EXTRACT PROVIDED:
The Gitmo situation still gets attention on US TV, and in print media. It has since shortly after it was chosen as a method. The Civil Liberties folks in the US had, and still have, an objection to the process.

You also forget just who it is that was corraled and sent there. Captured enemy combatants from a war, and their accomplices. A war that is still being fought in Afghanistan -- last I checked, Taliban and Al Qaeda are s till fighting, and certainly operatives have not surrendured, unlike Admiral Doenitz and friends, who signed formal surrender documents in May 1945. This is a kind of war that most people, in and out of the military, still don't understand. It is very much NOT the war of Nuremburg in character, it's something else altogether.

Feel free to try and apply your sensitibilities on how a criminal should be treated. The shoe does not fit. It's a new model, just as political campaigns with the internet as a widespread media are fairly new political contests.

GIVEN REQUEST A:
In the excerpt, when did Admiral Doenitz and his associates sign formal surrender documents?
The dataset entries below the excerpt are unrelated to it.

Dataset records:

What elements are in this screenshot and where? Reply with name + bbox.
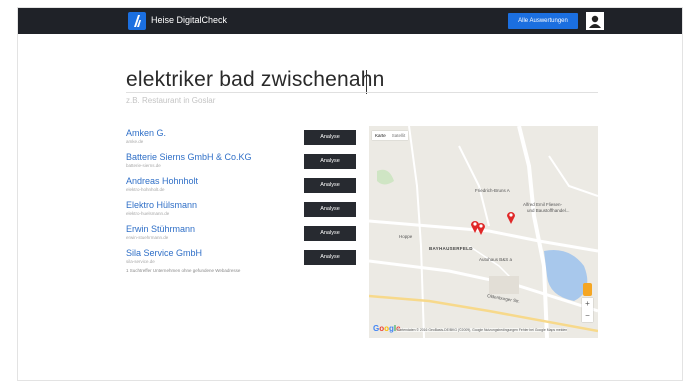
text-cursor <box>366 70 367 94</box>
search-query-input[interactable]: elektriker bad zwischenahn <box>126 68 385 92</box>
map-marker-icon[interactable] <box>506 210 516 224</box>
analyse-button[interactable]: Analyse <box>304 130 356 145</box>
map-label-hoppe: Hoppe <box>399 234 413 239</box>
map-label-friedrich: Friedrich-Bruns A <box>475 188 510 193</box>
result-row: Elektro Hülsmann elektro-huelsmann.de An… <box>126 200 366 224</box>
result-name-link[interactable]: Sila Service GmbH <box>126 248 202 258</box>
analyse-button[interactable]: Analyse <box>304 154 356 169</box>
map-label-bayhauserfeld: BAYHAUSERFELD <box>429 246 473 251</box>
analyse-button[interactable]: Analyse <box>304 250 356 265</box>
search-placeholder-hint: z.B. Restaurant in Goslar <box>126 96 216 105</box>
brand-title: Heise DigitalCheck <box>151 15 228 25</box>
browser-frame: Heise DigitalCheck Alle Auswertungen ele… <box>18 8 682 380</box>
map-type-karte[interactable]: Karte <box>372 131 389 140</box>
search-underline <box>126 92 598 93</box>
google-map[interactable]: Karte Satellit Friedrich-Bruns A Alfred E… <box>369 126 598 338</box>
result-name-link[interactable]: Elektro Hülsmann <box>126 200 197 210</box>
map-type-satellit[interactable]: Satellit <box>389 131 409 140</box>
result-name-link[interactable]: Batterie Sierns GmbH & Co.KG <box>126 152 252 162</box>
map-attribution: Kartendaten © 2016 GeoBasis-DE/BKG (©200… <box>397 328 568 332</box>
result-domain: batterie-sierns.de <box>126 163 161 168</box>
result-row: Amken G. amke.de Analyse <box>126 128 366 152</box>
results-footnote: 1 Suchtreffer Unternehmen ohne gefundene… <box>126 268 241 273</box>
result-row: Erwin Stührmann erwin-stuehrmann.de Anal… <box>126 224 366 248</box>
map-label-autohaus: Autohaus B&S a <box>479 257 513 262</box>
map-label-fliesen-2: und Baustoffhandel... <box>527 208 570 213</box>
result-domain: erwin-stuehrmann.de <box>126 235 169 240</box>
result-name-link[interactable]: Erwin Stührmann <box>126 224 195 234</box>
result-row: Andreas Hohnholt elektro-hohnholt.de Ana… <box>126 176 366 200</box>
result-name-link[interactable]: Amken G. <box>126 128 166 138</box>
analyse-button[interactable]: Analyse <box>304 226 356 241</box>
street-view-pegman-icon[interactable] <box>583 283 592 296</box>
result-row: Batterie Sierns GmbH & Co.KG batterie-si… <box>126 152 366 176</box>
result-domain: amke.de <box>126 139 144 144</box>
map-marker-icon[interactable] <box>476 221 486 235</box>
all-evaluations-button[interactable]: Alle Auswertungen <box>508 13 578 29</box>
analyse-button[interactable]: Analyse <box>304 178 356 193</box>
zoom-out-button[interactable]: − <box>582 310 593 322</box>
zoom-in-button[interactable]: + <box>582 298 593 310</box>
map-zoom-control: + − <box>582 298 593 322</box>
result-domain: elektro-huelsmann.de <box>126 211 170 216</box>
result-name-link[interactable]: Andreas Hohnholt <box>126 176 198 186</box>
result-domain: sila-service.de <box>126 259 155 264</box>
map-type-switch[interactable]: Karte Satellit <box>372 131 409 140</box>
top-navigation-bar: Heise DigitalCheck Alle Auswertungen <box>18 8 682 34</box>
map-label-fliesen: Alfred Emil Fliesen- <box>523 202 563 207</box>
results-list: Amken G. amke.de Analyse Batterie Sierns… <box>126 128 366 272</box>
user-avatar-icon[interactable] <box>586 12 604 30</box>
heise-logo-icon[interactable] <box>128 12 146 30</box>
analyse-button[interactable]: Analyse <box>304 202 356 217</box>
result-domain: elektro-hohnholt.de <box>126 187 165 192</box>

GIVEN REQUEST B:
Print the part of the dataset entries that opens with the line containing "text-cursor <box>366 70 367 94</box>" and closes with the line containing "map-label-autohaus: Autohaus B&S", including both of those lines.

EXPECTED ANSWER A:
May 1945

EXPECTED ANSWER B:
text-cursor <box>366 70 367 94</box>
search-query-input[interactable]: elektriker bad zwischenahn <box>126 68 385 92</box>
map-marker-icon[interactable] <box>506 210 516 224</box>
analyse-button[interactable]: Analyse <box>304 130 356 145</box>
map-label-hoppe: Hoppe <box>399 234 413 239</box>
map-label-friedrich: Friedrich-Bruns A <box>475 188 510 193</box>
result-row: Elektro Hülsmann elektro-huelsmann.de An… <box>126 200 366 224</box>
result-name-link[interactable]: Sila Service GmbH <box>126 248 202 258</box>
analyse-button[interactable]: Analyse <box>304 154 356 169</box>
map-label-bayhauserfeld: BAYHAUSERFELD <box>429 246 473 251</box>
analyse-button[interactable]: Analyse <box>304 250 356 265</box>
search-placeholder-hint: z.B. Restaurant in Goslar <box>126 96 216 105</box>
brand-title: Heise DigitalCheck <box>151 15 228 25</box>
browser-frame: Heise DigitalCheck Alle Auswertungen ele… <box>18 8 682 380</box>
map-type-karte[interactable]: Karte <box>372 131 389 140</box>
search-underline <box>126 92 598 93</box>
google-map[interactable]: Karte Satellit Friedrich-Bruns A Alfred E… <box>369 126 598 338</box>
result-name-link[interactable]: Elektro Hülsmann <box>126 200 197 210</box>
map-type-satellit[interactable]: Satellit <box>389 131 409 140</box>
result-name-link[interactable]: Batterie Sierns GmbH & Co.KG <box>126 152 252 162</box>
map-attribution: Kartendaten © 2016 GeoBasis-DE/BKG (©200… <box>397 328 568 332</box>
result-domain: batterie-sierns.de <box>126 163 161 168</box>
result-row: Amken G. amke.de Analyse <box>126 128 366 152</box>
results-footnote: 1 Suchtreffer Unternehmen ohne gefundene… <box>126 268 241 273</box>
result-row: Erwin Stührmann erwin-stuehrmann.de Anal… <box>126 224 366 248</box>
map-label-autohaus: Autohaus B&S a <box>479 257 513 262</box>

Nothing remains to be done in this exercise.